— TASK DIRECTIONS —
Please state how many lines of the data contain "this". The number by itself is enough.
------------------------------------------------------------------------
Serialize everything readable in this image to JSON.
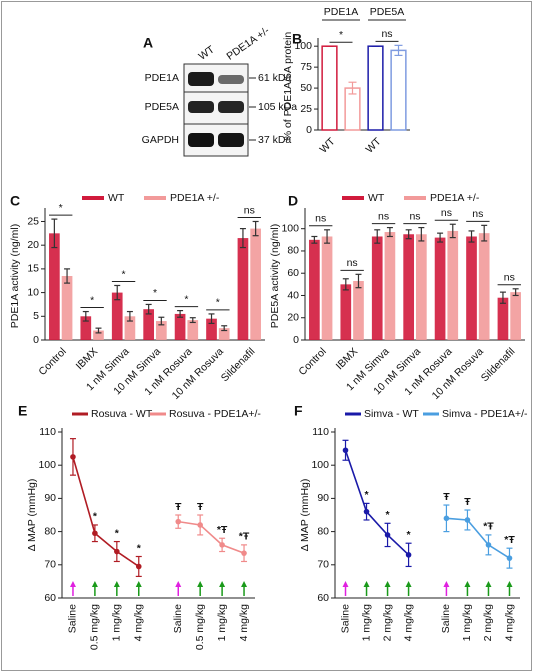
{
  "blot": {
    "label": "A",
    "lanes": [
      "WT",
      "PDE1A +/-"
    ],
    "rows": [
      "PDE1A",
      "PDE5A",
      "GAPDH"
    ],
    "sizes": [
      "61 kDa",
      "105 kDa",
      "37 kDa"
    ]
  },
  "chart_data": [
    {
      "type": "bar",
      "panel": "B",
      "group_labels": [
        "PDE1A",
        "PDE5A"
      ],
      "ylabel": "% of PDE1A/5A protein",
      "categories": [
        "WT",
        null,
        "WT",
        null
      ],
      "values": [
        100,
        50,
        100,
        95
      ],
      "errors": [
        0,
        7,
        0,
        6
      ],
      "colors": [
        "#d11a3c",
        "#f29a9a",
        "#1c1ca8",
        "#7f9be0"
      ],
      "bar_style": "outline",
      "ylim": [
        0,
        105
      ],
      "yticks": [
        0,
        25,
        50,
        75,
        100
      ],
      "annotations": [
        "*",
        "ns"
      ]
    },
    {
      "type": "bar",
      "panel": "C",
      "ylabel": "PDE1A activity (ng/ml)",
      "categories": [
        "Control",
        "IBMX",
        "1 nM Simva",
        "10 nM Simva",
        "1 nM Rosuva",
        "10 nM Rosuva",
        "Sildenafil"
      ],
      "series": [
        {
          "name": "WT",
          "color": "#d11a3c",
          "values": [
            22.5,
            5,
            10,
            6.5,
            5.5,
            4.5,
            21.5
          ],
          "errors": [
            3,
            1,
            1.5,
            1,
            0.7,
            1,
            2
          ]
        },
        {
          "name": "PDE1A +/-",
          "color": "#f29a9a",
          "values": [
            13.5,
            2,
            5,
            4,
            4.2,
            2.5,
            23.5
          ],
          "errors": [
            1.5,
            0.5,
            1,
            0.8,
            0.5,
            0.5,
            1.5
          ]
        }
      ],
      "ylim": [
        0,
        27
      ],
      "yticks": [
        0,
        5,
        10,
        15,
        20,
        25
      ],
      "annotations": [
        "*",
        "*",
        "*",
        "*",
        "*",
        "*",
        "ns"
      ]
    },
    {
      "type": "bar",
      "panel": "D",
      "ylabel": "PDE5A activity (ng/ml)",
      "categories": [
        "Control",
        "IBMX",
        "1 nM Simva",
        "10 nM Simva",
        "1 nM Rosuva",
        "10 nM Rosuva",
        "Sildenafil"
      ],
      "series": [
        {
          "name": "WT",
          "color": "#d11a3c",
          "values": [
            90,
            50,
            93,
            95,
            92,
            93,
            38
          ],
          "errors": [
            3,
            5,
            6,
            4,
            4,
            5,
            5
          ]
        },
        {
          "name": "PDE1A +/-",
          "color": "#f29a9a",
          "values": [
            93,
            53,
            97,
            95,
            98,
            96,
            43
          ],
          "errors": [
            6,
            6,
            4,
            6,
            6,
            7,
            3
          ]
        }
      ],
      "ylim": [
        0,
        115
      ],
      "yticks": [
        0,
        20,
        40,
        60,
        80,
        100
      ],
      "annotations": [
        "ns",
        "ns",
        "ns",
        "ns",
        "ns",
        "ns",
        "ns"
      ]
    },
    {
      "type": "line",
      "panel": "E",
      "ylabel": "Δ MAP (mmHg)",
      "categories": [
        "Saline",
        "0.5 mg/kg",
        "1 mg/kg",
        "4 mg/kg",
        "Saline",
        "0.5 mg/kg",
        "1 mg/kg",
        "4 mg/kg"
      ],
      "series": [
        {
          "name": "Rosuva - WT",
          "color": "#b01c24",
          "values": [
            102.5,
            79.5,
            74,
            69.5,
            null,
            null,
            null,
            null
          ],
          "errors": [
            5.5,
            2.5,
            3,
            3,
            null,
            null,
            null,
            null
          ]
        },
        {
          "name": "Rosuva - PDE1A+/-",
          "color": "#f08a8a",
          "values": [
            null,
            null,
            null,
            null,
            83,
            82,
            76,
            73.5
          ],
          "errors": [
            null,
            null,
            null,
            null,
            2,
            3,
            2,
            2.5
          ]
        }
      ],
      "ylim": [
        60,
        110
      ],
      "yticks": [
        60,
        70,
        80,
        90,
        100,
        110
      ],
      "annotations": [
        "*",
        "*",
        "*",
        "Ŧ",
        "Ŧ",
        "*Ŧ",
        "*Ŧ"
      ]
    },
    {
      "type": "line",
      "panel": "F",
      "ylabel": "Δ MAP (mmHg)",
      "categories": [
        "Saline",
        "1 mg/kg",
        "2 mg/kg",
        "4 mg/kg",
        "Saline",
        "1 mg/kg",
        "2 mg/kg",
        "4 mg/kg"
      ],
      "series": [
        {
          "name": "Simva - WT",
          "color": "#1a1aa8",
          "values": [
            104.5,
            86,
            79,
            73,
            null,
            null,
            null,
            null
          ],
          "errors": [
            3,
            2.5,
            3.5,
            3.5,
            null,
            null,
            null,
            null
          ]
        },
        {
          "name": "Simva - PDE1A+/-",
          "color": "#4a9ee0",
          "values": [
            null,
            null,
            null,
            null,
            84,
            83.5,
            76,
            72
          ],
          "errors": [
            null,
            null,
            null,
            null,
            4,
            3,
            3,
            3
          ]
        }
      ],
      "ylim": [
        60,
        110
      ],
      "yticks": [
        60,
        70,
        80,
        90,
        100,
        110
      ],
      "annotations": [
        "*",
        "*",
        "*",
        "Ŧ",
        "Ŧ",
        "*Ŧ",
        "*Ŧ"
      ]
    }
  ]
}
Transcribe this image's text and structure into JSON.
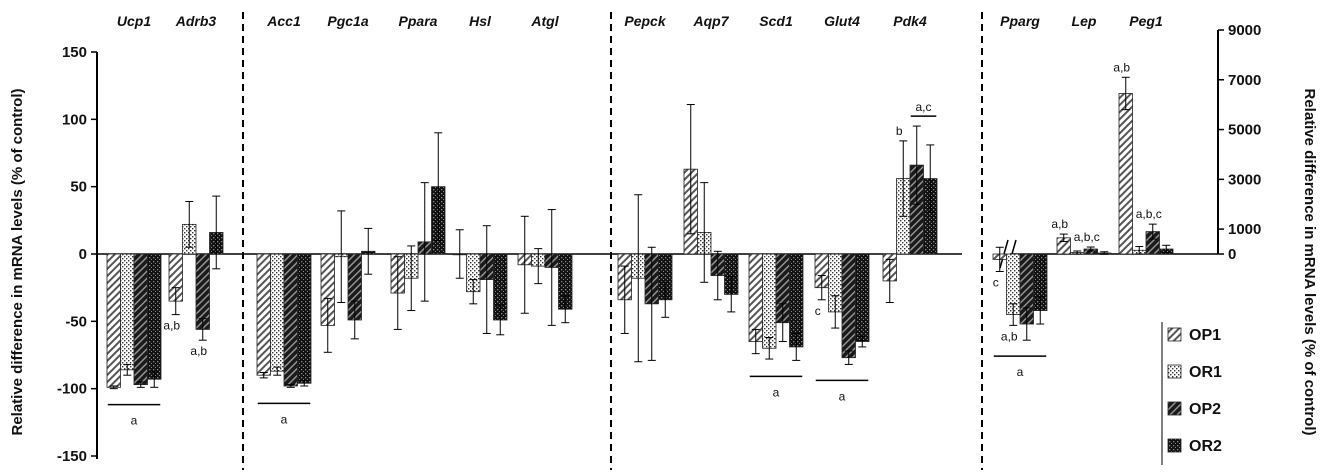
{
  "chart_data": {
    "type": "bar",
    "ylabel_left": "Relative difference in mRNA levels (% of control)",
    "ylabel_right": "Relative difference in mRNA levels (% of control)",
    "ylim_left": [
      -150,
      150
    ],
    "yticks_left": [
      150,
      100,
      50,
      0,
      -50,
      -100,
      -150
    ],
    "ylim_right": [
      0,
      9000
    ],
    "yticks_right": [
      9000,
      7000,
      5000,
      3000,
      1000,
      0
    ],
    "grid": false,
    "legend_position": "bottom-right",
    "series": [
      {
        "name": "OP1",
        "pattern": "diagonal"
      },
      {
        "name": "OR1",
        "pattern": "dots"
      },
      {
        "name": "OP2",
        "pattern": "dark-diagonal"
      },
      {
        "name": "OR2",
        "pattern": "dark-dots"
      }
    ],
    "groups": [
      {
        "gene": "Ucp1",
        "axis": "left",
        "values": [
          -99,
          -86,
          -97,
          -93
        ],
        "errors": [
          1,
          4,
          2,
          6
        ]
      },
      {
        "gene": "Adrb3",
        "axis": "left",
        "values": [
          -35,
          22,
          -56,
          16
        ],
        "errors": [
          10,
          17,
          8,
          27
        ]
      },
      {
        "gene": "Acc1",
        "axis": "left",
        "values": [
          -90,
          -87,
          -98,
          -96
        ],
        "errors": [
          2,
          3,
          1,
          2
        ]
      },
      {
        "gene": "Pgc1a",
        "axis": "left",
        "values": [
          -53,
          -2,
          -49,
          2
        ],
        "errors": [
          20,
          34,
          14,
          17
        ]
      },
      {
        "gene": "Ppara",
        "axis": "left",
        "values": [
          -29,
          -18,
          9,
          50
        ],
        "errors": [
          27,
          24,
          44,
          40
        ]
      },
      {
        "gene": "Hsl",
        "axis": "left",
        "values": [
          0,
          -28,
          -19,
          -49
        ],
        "errors": [
          18,
          9,
          40,
          11
        ]
      },
      {
        "gene": "Atgl",
        "axis": "left",
        "values": [
          -8,
          -9,
          -10,
          -41
        ],
        "errors": [
          36,
          13,
          43,
          10
        ]
      },
      {
        "gene": "Pepck",
        "axis": "left",
        "values": [
          -34,
          -18,
          -37,
          -34
        ],
        "errors": [
          25,
          62,
          42,
          13
        ]
      },
      {
        "gene": "Aqp7",
        "axis": "left",
        "values": [
          63,
          16,
          -16,
          -30
        ],
        "errors": [
          48,
          37,
          18,
          13
        ]
      },
      {
        "gene": "Scd1",
        "axis": "left",
        "values": [
          -65,
          -70,
          -51,
          -69
        ],
        "errors": [
          9,
          8,
          14,
          10
        ]
      },
      {
        "gene": "Glut4",
        "axis": "left",
        "values": [
          -25,
          -43,
          -77,
          -65
        ],
        "errors": [
          9,
          12,
          5,
          4
        ]
      },
      {
        "gene": "Pdk4",
        "axis": "left",
        "values": [
          -20,
          56,
          66,
          56
        ],
        "errors": [
          16,
          28,
          29,
          25
        ]
      },
      {
        "gene": "Pparg",
        "axis": "left",
        "values": [
          -4,
          -45,
          -52,
          -42
        ],
        "errors": [
          9,
          8,
          12,
          10
        ]
      },
      {
        "gene": "Lep",
        "axis": "right",
        "values": [
          650,
          60,
          200,
          40
        ],
        "errors": [
          150,
          60,
          80,
          50
        ]
      },
      {
        "gene": "Peg1",
        "axis": "right",
        "values": [
          6450,
          150,
          900,
          200
        ],
        "errors": [
          650,
          150,
          300,
          150
        ]
      }
    ],
    "annotations": [
      {
        "gene": "Adrb3",
        "text": "a,b",
        "series": "OP1"
      },
      {
        "gene": "Adrb3",
        "text": "a,b",
        "series": "OP2"
      },
      {
        "gene": "Glut4",
        "text": "c",
        "series": "OP1"
      },
      {
        "gene": "Pdk4",
        "text": "b",
        "series": "OR1"
      },
      {
        "gene": "Pdk4",
        "text": "a,c",
        "series": "OP2-OR2"
      },
      {
        "gene": "Pparg",
        "text": "c",
        "series": "OP1"
      },
      {
        "gene": "Pparg",
        "text": "a,b",
        "series": "OR1"
      },
      {
        "gene": "Lep",
        "text": "a,b",
        "series": "OP1"
      },
      {
        "gene": "Lep",
        "text": "a,b,c",
        "series": "OP2"
      },
      {
        "gene": "Peg1",
        "text": "a,b",
        "series": "OP1"
      },
      {
        "gene": "Peg1",
        "text": "a,b,c",
        "series": "OP2"
      }
    ],
    "group_brackets": [
      {
        "genes": [
          "Ucp1"
        ],
        "text": "a"
      },
      {
        "genes": [
          "Acc1"
        ],
        "text": "a"
      },
      {
        "genes": [
          "Scd1"
        ],
        "text": "a"
      },
      {
        "genes": [
          "Glut4"
        ],
        "text": "a"
      },
      {
        "genes": [
          "Pparg"
        ],
        "text": "a"
      }
    ]
  }
}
------------------------------------------------------------------------
— EXERCISE RESULT —
2